(Dataset records)
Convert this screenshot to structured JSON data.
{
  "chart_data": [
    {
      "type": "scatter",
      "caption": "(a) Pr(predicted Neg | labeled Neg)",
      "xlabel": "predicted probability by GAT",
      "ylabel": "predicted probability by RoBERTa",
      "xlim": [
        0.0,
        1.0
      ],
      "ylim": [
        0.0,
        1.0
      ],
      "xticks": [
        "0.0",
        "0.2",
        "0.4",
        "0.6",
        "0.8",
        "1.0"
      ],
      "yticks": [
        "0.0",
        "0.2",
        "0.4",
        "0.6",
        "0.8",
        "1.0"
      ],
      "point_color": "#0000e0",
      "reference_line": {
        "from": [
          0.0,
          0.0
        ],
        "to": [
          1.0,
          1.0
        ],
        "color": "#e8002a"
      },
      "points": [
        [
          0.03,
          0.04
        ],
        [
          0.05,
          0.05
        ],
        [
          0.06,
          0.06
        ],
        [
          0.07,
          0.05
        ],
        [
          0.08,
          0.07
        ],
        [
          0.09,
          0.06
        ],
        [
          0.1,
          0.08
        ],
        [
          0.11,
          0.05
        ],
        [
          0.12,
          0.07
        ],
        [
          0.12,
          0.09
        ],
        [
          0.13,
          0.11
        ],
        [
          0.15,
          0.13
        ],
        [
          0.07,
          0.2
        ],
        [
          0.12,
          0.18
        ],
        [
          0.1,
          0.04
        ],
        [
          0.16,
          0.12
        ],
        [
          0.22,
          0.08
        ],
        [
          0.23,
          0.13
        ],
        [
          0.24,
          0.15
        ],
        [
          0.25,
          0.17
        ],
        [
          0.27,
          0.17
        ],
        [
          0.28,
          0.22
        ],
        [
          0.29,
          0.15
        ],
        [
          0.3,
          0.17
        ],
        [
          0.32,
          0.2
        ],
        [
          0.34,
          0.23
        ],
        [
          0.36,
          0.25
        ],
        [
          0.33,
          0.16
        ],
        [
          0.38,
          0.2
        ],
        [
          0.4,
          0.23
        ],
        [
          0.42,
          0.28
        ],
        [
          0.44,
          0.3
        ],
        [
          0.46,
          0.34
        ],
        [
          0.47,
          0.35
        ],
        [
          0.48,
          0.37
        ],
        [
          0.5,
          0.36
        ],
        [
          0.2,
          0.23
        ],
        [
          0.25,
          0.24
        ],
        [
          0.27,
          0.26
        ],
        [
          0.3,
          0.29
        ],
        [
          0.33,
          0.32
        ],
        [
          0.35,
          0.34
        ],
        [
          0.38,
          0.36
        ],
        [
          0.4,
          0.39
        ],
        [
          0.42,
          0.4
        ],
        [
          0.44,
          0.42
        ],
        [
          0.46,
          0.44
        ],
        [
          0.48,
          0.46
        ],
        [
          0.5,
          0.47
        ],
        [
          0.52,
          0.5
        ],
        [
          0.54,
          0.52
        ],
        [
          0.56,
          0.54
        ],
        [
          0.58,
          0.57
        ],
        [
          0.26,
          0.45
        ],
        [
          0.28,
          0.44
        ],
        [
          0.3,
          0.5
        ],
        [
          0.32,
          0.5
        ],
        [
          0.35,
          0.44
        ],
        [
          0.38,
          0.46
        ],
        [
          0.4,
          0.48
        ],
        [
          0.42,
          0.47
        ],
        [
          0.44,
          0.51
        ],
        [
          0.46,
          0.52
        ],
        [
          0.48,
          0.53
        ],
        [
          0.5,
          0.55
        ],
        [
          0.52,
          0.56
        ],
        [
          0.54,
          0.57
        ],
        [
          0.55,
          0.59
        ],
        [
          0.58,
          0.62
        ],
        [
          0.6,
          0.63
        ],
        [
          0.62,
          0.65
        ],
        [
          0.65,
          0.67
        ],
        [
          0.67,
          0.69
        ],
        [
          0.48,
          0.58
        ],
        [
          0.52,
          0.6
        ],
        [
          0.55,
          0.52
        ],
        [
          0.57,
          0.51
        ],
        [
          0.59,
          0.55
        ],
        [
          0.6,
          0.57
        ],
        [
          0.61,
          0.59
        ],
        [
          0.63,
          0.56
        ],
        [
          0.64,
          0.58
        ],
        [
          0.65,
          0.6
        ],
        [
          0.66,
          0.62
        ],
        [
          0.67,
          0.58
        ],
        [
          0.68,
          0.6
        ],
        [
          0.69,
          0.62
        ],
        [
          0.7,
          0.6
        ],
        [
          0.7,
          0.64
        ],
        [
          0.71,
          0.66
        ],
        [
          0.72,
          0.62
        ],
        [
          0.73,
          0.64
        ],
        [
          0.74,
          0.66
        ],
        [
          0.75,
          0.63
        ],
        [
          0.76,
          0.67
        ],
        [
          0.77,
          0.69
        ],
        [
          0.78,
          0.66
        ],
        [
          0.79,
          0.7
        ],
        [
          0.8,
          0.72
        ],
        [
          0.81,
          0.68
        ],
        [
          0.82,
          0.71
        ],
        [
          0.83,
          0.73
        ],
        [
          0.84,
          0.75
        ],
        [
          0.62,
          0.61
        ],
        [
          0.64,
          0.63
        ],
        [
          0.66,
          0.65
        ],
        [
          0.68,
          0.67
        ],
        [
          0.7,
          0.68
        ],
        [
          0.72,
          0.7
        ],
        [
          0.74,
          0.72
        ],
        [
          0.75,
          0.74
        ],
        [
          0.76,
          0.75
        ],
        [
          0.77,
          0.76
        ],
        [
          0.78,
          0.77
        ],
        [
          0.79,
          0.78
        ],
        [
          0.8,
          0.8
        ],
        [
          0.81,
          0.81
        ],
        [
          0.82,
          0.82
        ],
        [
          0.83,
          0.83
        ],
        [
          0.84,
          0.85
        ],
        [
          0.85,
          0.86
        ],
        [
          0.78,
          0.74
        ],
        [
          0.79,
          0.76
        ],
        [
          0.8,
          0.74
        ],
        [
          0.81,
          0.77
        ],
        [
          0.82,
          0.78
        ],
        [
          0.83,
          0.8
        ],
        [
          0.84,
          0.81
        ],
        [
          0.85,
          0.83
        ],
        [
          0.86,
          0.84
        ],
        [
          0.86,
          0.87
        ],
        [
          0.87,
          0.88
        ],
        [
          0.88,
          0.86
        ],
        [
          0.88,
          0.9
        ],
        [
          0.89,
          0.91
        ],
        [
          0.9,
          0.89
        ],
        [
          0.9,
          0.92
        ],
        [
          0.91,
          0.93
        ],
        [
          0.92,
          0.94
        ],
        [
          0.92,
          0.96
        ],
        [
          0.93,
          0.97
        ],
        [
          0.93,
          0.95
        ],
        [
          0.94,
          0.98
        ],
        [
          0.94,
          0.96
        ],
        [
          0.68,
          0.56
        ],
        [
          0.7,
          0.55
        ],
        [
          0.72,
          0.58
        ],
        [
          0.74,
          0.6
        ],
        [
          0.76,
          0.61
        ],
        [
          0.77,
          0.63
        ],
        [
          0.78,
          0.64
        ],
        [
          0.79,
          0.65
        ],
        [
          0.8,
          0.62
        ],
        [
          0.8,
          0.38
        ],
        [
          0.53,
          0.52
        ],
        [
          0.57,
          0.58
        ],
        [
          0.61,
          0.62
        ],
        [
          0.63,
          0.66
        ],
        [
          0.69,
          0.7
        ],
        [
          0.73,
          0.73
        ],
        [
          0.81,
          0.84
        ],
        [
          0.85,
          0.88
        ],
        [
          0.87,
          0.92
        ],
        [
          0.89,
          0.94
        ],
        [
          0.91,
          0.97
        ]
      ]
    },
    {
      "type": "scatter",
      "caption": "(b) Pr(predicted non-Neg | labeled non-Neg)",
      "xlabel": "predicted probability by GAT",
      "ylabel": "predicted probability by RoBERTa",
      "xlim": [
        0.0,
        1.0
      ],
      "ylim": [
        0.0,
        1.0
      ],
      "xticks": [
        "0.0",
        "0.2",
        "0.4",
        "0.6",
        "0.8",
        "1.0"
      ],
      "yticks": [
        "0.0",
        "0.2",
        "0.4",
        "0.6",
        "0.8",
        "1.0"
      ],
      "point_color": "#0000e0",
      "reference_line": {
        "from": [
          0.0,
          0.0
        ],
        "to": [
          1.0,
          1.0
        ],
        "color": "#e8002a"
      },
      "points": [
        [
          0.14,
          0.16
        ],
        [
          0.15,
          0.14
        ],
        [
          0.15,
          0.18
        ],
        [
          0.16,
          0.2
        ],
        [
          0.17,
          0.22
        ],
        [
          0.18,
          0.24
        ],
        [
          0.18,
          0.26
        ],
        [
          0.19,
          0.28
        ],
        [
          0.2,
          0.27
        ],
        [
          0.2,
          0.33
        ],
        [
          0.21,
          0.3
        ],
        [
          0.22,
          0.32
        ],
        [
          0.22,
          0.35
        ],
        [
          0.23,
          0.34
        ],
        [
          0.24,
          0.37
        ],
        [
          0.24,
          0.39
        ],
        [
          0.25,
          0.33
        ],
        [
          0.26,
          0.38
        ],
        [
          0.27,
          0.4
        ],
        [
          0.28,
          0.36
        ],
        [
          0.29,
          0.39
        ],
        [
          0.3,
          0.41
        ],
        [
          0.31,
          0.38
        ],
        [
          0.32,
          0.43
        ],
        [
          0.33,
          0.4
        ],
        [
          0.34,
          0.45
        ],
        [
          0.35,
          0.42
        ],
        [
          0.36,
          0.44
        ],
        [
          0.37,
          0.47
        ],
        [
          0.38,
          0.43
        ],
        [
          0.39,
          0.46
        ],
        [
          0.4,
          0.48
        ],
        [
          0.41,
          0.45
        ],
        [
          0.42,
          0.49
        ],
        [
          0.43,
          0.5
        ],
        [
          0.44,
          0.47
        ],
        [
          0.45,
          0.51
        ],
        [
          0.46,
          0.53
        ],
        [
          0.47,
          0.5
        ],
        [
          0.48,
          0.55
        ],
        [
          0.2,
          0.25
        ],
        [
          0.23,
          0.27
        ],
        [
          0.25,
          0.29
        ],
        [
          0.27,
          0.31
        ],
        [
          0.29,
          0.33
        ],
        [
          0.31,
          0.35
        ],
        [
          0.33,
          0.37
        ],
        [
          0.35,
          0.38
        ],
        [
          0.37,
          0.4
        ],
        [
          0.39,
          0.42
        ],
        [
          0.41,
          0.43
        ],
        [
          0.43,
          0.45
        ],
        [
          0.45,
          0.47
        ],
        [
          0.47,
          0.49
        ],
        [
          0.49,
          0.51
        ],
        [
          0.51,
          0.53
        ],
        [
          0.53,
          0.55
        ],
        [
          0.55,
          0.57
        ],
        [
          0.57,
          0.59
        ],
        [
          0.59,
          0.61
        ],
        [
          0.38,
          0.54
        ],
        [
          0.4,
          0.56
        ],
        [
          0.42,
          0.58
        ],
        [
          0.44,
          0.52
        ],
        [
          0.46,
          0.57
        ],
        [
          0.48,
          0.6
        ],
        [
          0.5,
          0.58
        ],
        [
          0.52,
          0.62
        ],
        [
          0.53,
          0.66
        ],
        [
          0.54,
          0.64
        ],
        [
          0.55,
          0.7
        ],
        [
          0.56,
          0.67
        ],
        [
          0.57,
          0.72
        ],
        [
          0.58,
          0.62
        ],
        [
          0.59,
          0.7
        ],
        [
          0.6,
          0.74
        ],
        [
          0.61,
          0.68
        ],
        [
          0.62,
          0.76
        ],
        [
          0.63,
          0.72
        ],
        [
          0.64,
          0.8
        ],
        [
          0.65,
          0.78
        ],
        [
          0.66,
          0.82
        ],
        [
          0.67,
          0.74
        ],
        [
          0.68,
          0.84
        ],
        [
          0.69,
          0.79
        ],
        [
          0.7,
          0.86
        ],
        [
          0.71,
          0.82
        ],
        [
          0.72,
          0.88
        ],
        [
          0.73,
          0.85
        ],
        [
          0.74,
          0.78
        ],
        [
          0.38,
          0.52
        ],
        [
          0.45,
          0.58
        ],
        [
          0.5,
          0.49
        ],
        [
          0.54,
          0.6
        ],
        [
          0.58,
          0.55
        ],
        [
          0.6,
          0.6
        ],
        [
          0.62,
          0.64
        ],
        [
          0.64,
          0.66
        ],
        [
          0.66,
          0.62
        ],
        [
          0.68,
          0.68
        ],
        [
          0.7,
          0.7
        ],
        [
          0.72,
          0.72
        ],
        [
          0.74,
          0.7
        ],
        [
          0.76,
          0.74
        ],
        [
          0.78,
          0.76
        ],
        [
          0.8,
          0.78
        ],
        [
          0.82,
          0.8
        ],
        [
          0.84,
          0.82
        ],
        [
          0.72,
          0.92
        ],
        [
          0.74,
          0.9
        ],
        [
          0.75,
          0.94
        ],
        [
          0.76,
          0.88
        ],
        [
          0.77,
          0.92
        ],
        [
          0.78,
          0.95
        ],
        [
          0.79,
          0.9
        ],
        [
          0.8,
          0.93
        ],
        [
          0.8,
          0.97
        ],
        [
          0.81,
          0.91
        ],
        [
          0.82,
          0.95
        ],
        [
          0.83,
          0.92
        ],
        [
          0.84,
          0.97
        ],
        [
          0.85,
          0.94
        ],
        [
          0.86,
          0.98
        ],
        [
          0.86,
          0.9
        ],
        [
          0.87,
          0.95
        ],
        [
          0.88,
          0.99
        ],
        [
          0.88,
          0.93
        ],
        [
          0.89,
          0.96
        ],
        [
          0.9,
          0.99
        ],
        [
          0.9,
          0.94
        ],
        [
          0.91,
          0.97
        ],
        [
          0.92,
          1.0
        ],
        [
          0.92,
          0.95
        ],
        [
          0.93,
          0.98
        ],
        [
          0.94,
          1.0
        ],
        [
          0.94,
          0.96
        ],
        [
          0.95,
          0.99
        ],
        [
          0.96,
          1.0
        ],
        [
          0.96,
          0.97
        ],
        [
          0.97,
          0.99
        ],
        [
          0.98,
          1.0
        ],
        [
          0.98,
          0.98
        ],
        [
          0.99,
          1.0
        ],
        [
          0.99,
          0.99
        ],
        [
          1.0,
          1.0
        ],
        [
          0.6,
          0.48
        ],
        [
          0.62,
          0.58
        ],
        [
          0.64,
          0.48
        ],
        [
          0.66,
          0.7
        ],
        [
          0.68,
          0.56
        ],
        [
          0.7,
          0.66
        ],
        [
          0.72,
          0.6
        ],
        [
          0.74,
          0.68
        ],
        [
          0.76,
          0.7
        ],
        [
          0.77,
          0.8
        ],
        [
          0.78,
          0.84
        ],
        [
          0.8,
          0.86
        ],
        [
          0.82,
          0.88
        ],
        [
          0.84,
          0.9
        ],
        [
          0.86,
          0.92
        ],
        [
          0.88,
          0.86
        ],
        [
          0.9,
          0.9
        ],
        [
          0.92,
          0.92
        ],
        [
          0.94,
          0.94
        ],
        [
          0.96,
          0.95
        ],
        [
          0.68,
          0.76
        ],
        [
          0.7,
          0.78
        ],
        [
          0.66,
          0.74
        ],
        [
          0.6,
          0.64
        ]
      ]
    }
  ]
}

## WRITTEN EXERCISE:
Look over the listing. Pull out every line with the string "labeled" in it.

## WRITTEN SOLUTION:
      "caption": "(a) Pr(predicted Neg | labeled Neg)",
      "caption": "(b) Pr(predicted non-Neg | labeled non-Neg)",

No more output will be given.